Assignment
Give the data again in full. Keep every line the same.

Supplied data

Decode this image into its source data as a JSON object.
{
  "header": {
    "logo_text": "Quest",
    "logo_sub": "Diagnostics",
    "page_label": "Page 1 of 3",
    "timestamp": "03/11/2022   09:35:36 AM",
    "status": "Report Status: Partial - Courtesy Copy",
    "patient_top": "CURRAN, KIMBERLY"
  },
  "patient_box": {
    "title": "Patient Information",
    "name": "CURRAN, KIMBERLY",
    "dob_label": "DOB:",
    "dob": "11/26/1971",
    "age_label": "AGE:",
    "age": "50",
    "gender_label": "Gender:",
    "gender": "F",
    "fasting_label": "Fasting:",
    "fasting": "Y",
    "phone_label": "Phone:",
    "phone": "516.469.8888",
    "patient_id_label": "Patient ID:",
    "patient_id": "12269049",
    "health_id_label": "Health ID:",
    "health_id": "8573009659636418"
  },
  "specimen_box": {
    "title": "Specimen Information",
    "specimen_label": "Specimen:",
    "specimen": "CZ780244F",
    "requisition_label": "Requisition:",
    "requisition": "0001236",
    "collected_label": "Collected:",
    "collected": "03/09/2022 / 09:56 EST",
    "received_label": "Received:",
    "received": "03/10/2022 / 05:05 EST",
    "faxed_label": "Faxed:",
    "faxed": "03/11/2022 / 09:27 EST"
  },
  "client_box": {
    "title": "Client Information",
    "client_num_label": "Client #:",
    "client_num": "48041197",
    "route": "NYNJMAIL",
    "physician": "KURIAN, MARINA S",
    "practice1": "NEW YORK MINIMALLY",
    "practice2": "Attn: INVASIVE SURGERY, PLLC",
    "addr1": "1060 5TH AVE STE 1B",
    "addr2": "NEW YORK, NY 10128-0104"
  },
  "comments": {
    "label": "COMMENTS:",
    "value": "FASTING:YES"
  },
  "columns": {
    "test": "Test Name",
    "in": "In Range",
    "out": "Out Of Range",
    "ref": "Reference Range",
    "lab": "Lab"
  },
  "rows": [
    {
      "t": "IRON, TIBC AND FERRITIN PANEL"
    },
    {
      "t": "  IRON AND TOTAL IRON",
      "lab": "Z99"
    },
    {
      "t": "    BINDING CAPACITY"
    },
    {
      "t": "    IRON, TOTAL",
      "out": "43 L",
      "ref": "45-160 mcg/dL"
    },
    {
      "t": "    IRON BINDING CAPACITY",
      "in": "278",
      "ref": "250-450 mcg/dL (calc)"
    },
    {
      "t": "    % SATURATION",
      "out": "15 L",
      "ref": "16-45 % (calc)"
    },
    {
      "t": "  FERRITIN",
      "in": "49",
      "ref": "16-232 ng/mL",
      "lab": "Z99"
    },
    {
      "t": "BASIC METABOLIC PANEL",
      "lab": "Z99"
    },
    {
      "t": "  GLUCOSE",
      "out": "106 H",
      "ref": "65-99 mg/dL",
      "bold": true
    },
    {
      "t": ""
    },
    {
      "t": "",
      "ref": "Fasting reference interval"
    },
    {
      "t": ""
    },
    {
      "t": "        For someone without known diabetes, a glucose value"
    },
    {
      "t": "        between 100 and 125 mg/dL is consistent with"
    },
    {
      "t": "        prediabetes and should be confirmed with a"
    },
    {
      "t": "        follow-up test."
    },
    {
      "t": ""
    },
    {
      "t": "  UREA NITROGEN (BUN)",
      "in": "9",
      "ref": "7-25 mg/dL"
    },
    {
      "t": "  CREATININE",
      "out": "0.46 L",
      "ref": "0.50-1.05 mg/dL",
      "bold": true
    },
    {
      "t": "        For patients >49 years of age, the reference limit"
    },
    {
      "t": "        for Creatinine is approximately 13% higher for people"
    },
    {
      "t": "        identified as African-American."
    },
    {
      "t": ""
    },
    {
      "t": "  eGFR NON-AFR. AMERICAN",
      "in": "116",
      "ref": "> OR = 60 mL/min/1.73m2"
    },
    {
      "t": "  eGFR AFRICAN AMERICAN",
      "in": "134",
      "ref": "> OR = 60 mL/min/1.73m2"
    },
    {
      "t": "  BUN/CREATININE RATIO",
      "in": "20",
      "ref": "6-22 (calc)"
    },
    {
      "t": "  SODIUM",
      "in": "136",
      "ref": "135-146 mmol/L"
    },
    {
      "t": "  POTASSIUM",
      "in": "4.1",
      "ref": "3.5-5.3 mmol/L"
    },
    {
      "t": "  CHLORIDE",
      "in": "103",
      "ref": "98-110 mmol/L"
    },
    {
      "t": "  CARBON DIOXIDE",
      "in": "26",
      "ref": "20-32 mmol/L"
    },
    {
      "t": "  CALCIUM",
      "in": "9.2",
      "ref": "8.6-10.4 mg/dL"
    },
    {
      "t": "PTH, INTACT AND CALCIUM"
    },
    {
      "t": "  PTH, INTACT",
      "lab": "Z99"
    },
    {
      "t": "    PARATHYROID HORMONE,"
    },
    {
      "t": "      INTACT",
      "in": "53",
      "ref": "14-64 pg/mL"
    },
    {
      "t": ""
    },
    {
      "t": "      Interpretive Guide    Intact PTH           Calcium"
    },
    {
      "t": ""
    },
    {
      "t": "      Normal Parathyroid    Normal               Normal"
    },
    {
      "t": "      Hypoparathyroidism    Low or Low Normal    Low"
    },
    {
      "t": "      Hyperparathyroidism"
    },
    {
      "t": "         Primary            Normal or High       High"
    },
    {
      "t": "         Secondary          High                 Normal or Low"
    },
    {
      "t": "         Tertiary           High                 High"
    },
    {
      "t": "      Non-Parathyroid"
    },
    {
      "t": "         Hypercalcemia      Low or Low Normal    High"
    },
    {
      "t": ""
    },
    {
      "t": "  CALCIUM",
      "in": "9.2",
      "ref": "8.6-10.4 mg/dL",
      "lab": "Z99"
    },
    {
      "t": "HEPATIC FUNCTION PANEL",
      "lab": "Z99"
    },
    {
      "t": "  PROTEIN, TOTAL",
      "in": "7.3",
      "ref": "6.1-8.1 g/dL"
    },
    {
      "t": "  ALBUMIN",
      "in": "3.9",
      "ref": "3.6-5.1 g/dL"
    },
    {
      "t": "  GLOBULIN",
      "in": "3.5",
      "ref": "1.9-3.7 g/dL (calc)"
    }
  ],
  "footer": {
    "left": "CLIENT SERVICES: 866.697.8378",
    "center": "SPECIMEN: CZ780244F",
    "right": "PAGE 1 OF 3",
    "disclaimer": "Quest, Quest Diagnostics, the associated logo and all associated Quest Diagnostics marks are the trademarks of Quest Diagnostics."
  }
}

Finished exercise
Decode this image into its source data as a JSON object.
{
  "header": {
    "logo_text": "Quest",
    "logo_sub": "Diagnostics",
    "page_label": "Page 1 of 3",
    "timestamp": "03/11/2022   09:35:36 AM",
    "status": "Report Status: Partial - Courtesy Copy",
    "patient_top": "CURRAN, KIMBERLY"
  },
  "patient_box": {
    "title": "Patient Information",
    "name": "CURRAN, KIMBERLY",
    "dob_label": "DOB:",
    "dob": "11/26/1971",
    "age_label": "AGE:",
    "age": "50",
    "gender_label": "Gender:",
    "gender": "F",
    "fasting_label": "Fasting:",
    "fasting": "Y",
    "phone_label": "Phone:",
    "phone": "516.469.8888",
    "patient_id_label": "Patient ID:",
    "patient_id": "12269049",
    "health_id_label": "Health ID:",
    "health_id": "8573009659636418"
  },
  "specimen_box": {
    "title": "Specimen Information",
    "specimen_label": "Specimen:",
    "specimen": "CZ780244F",
    "requisition_label": "Requisition:",
    "requisition": "0001236",
    "collected_label": "Collected:",
    "collected": "03/09/2022 / 09:56 EST",
    "received_label": "Received:",
    "received": "03/10/2022 / 05:05 EST",
    "faxed_label": "Faxed:",
    "faxed": "03/11/2022 / 09:27 EST"
  },
  "client_box": {
    "title": "Client Information",
    "client_num_label": "Client #:",
    "client_num": "48041197",
    "route": "NYNJMAIL",
    "physician": "KURIAN, MARINA S",
    "practice1": "NEW YORK MINIMALLY",
    "practice2": "Attn: INVASIVE SURGERY, PLLC",
    "addr1": "1060 5TH AVE STE 1B",
    "addr2": "NEW YORK, NY 10128-0104"
  },
  "comments": {
    "label": "COMMENTS:",
    "value": "FASTING:YES"
  },
  "columns": {
    "test": "Test Name",
    "in": "In Range",
    "out": "Out Of Range",
    "ref": "Reference Range",
    "lab": "Lab"
  },
  "rows": [
    {
      "t": "IRON, TIBC AND FERRITIN PANEL"
    },
    {
      "t": "  IRON AND TOTAL IRON",
      "lab": "Z99"
    },
    {
      "t": "    BINDING CAPACITY"
    },
    {
      "t": "    IRON, TOTAL",
      "out": "43 L",
      "ref": "45-160 mcg/dL"
    },
    {
      "t": "    IRON BINDING CAPACITY",
      "in": "278",
      "ref": "250-450 mcg/dL (calc)"
    },
    {
      "t": "    % SATURATION",
      "out": "15 L",
      "ref": "16-45 % (calc)"
    },
    {
      "t": "  FERRITIN",
      "in": "49",
      "ref": "16-232 ng/mL",
      "lab": "Z99"
    },
    {
      "t": "BASIC METABOLIC PANEL",
      "lab": "Z99"
    },
    {
      "t": "  GLUCOSE",
      "out": "106 H",
      "ref": "65-99 mg/dL",
      "bold": true
    },
    {
      "t": ""
    },
    {
      "t": "",
      "ref": "Fasting reference interval"
    },
    {
      "t": ""
    },
    {
      "t": "        For someone without known diabetes, a glucose value"
    },
    {
      "t": "        between 100 and 125 mg/dL is consistent with"
    },
    {
      "t": "        prediabetes and should be confirmed with a"
    },
    {
      "t": "        follow-up test."
    },
    {
      "t": ""
    },
    {
      "t": "  UREA NITROGEN (BUN)",
      "in": "9",
      "ref": "7-25 mg/dL"
    },
    {
      "t": "  CREATININE",
      "out": "0.46 L",
      "ref": "0.50-1.05 mg/dL",
      "bold": true
    },
    {
      "t": "        For patients >49 years of age, the reference limit"
    },
    {
      "t": "        for Creatinine is approximately 13% higher for people"
    },
    {
      "t": "        identified as African-American."
    },
    {
      "t": ""
    },
    {
      "t": "  eGFR NON-AFR. AMERICAN",
      "in": "116",
      "ref": "> OR = 60 mL/min/1.73m2"
    },
    {
      "t": "  eGFR AFRICAN AMERICAN",
      "in": "134",
      "ref": "> OR = 60 mL/min/1.73m2"
    },
    {
      "t": "  BUN/CREATININE RATIO",
      "in": "20",
      "ref": "6-22 (calc)"
    },
    {
      "t": "  SODIUM",
      "in": "136",
      "ref": "135-146 mmol/L"
    },
    {
      "t": "  POTASSIUM",
      "in": "4.1",
      "ref": "3.5-5.3 mmol/L"
    },
    {
      "t": "  CHLORIDE",
      "in": "103",
      "ref": "98-110 mmol/L"
    },
    {
      "t": "  CARBON DIOXIDE",
      "in": "26",
      "ref": "20-32 mmol/L"
    },
    {
      "t": "  CALCIUM",
      "in": "9.2",
      "ref": "8.6-10.4 mg/dL"
    },
    {
      "t": "PTH, INTACT AND CALCIUM"
    },
    {
      "t": "  PTH, INTACT",
      "lab": "Z99"
    },
    {
      "t": "    PARATHYROID HORMONE,"
    },
    {
      "t": "      INTACT",
      "in": "53",
      "ref": "14-64 pg/mL"
    },
    {
      "t": ""
    },
    {
      "t": "      Interpretive Guide    Intact PTH           Calcium"
    },
    {
      "t": ""
    },
    {
      "t": "      Normal Parathyroid    Normal               Normal"
    },
    {
      "t": "      Hypoparathyroidism    Low or Low Normal    Low"
    },
    {
      "t": "      Hyperparathyroidism"
    },
    {
      "t": "         Primary            Normal or High       High"
    },
    {
      "t": "         Secondary          High                 Normal or Low"
    },
    {
      "t": "         Tertiary           High                 High"
    },
    {
      "t": "      Non-Parathyroid"
    },
    {
      "t": "         Hypercalcemia      Low or Low Normal    High"
    },
    {
      "t": ""
    },
    {
      "t": "  CALCIUM",
      "in": "9.2",
      "ref": "8.6-10.4 mg/dL",
      "lab": "Z99"
    },
    {
      "t": "HEPATIC FUNCTION PANEL",
      "lab": "Z99"
    },
    {
      "t": "  PROTEIN, TOTAL",
      "in": "7.3",
      "ref": "6.1-8.1 g/dL"
    },
    {
      "t": "  ALBUMIN",
      "in": "3.9",
      "ref": "3.6-5.1 g/dL"
    },
    {
      "t": "  GLOBULIN",
      "in": "3.5",
      "ref": "1.9-3.7 g/dL (calc)"
    }
  ],
  "footer": {
    "left": "CLIENT SERVICES: 866.697.8378",
    "center": "SPECIMEN: CZ780244F",
    "right": "PAGE 1 OF 3",
    "disclaimer": "Quest, Quest Diagnostics, the associated logo and all associated Quest Diagnostics marks are the trademarks of Quest Diagnostics."
  }
}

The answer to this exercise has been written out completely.